**What the task asks**
Give the listing again in full, exactly as written.

**Entries shown**

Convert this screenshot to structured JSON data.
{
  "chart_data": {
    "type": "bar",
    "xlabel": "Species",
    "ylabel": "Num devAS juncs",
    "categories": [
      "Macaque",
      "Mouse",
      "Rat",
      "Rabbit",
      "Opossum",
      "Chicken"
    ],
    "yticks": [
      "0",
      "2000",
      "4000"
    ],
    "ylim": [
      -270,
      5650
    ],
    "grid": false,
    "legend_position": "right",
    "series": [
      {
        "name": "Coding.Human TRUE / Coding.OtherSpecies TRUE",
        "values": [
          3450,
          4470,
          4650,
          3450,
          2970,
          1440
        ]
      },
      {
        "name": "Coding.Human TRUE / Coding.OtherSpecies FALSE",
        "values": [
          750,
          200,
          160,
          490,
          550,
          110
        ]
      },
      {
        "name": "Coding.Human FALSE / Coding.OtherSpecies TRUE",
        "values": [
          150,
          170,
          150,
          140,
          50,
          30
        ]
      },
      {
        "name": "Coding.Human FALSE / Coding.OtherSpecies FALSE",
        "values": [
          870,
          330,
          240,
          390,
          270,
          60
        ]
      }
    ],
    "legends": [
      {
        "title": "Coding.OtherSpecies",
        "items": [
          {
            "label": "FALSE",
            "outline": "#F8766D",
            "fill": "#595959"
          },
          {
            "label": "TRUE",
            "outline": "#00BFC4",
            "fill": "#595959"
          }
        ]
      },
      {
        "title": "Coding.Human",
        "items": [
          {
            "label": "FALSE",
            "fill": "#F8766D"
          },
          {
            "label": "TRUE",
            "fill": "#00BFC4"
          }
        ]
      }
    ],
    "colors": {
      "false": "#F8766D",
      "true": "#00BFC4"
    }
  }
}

**Solution for this task**
Convert this screenshot to structured JSON data.
{
  "chart_data": {
    "type": "bar",
    "xlabel": "Species",
    "ylabel": "Num devAS juncs",
    "categories": [
      "Macaque",
      "Mouse",
      "Rat",
      "Rabbit",
      "Opossum",
      "Chicken"
    ],
    "yticks": [
      "0",
      "2000",
      "4000"
    ],
    "ylim": [
      -270,
      5650
    ],
    "grid": false,
    "legend_position": "right",
    "series": [
      {
        "name": "Coding.Human TRUE / Coding.OtherSpecies TRUE",
        "values": [
          3450,
          4470,
          4650,
          3450,
          2970,
          1440
        ]
      },
      {
        "name": "Coding.Human TRUE / Coding.OtherSpecies FALSE",
        "values": [
          750,
          200,
          160,
          490,
          550,
          110
        ]
      },
      {
        "name": "Coding.Human FALSE / Coding.OtherSpecies TRUE",
        "values": [
          150,
          170,
          150,
          140,
          50,
          30
        ]
      },
      {
        "name": "Coding.Human FALSE / Coding.OtherSpecies FALSE",
        "values": [
          870,
          330,
          240,
          390,
          270,
          60
        ]
      }
    ],
    "legends": [
      {
        "title": "Coding.OtherSpecies",
        "items": [
          {
            "label": "FALSE",
            "outline": "#F8766D",
            "fill": "#595959"
          },
          {
            "label": "TRUE",
            "outline": "#00BFC4",
            "fill": "#595959"
          }
        ]
      },
      {
        "title": "Coding.Human",
        "items": [
          {
            "label": "FALSE",
            "fill": "#F8766D"
          },
          {
            "label": "TRUE",
            "fill": "#00BFC4"
          }
        ]
      }
    ],
    "colors": {
      "false": "#F8766D",
      "true": "#00BFC4"
    }
  }
}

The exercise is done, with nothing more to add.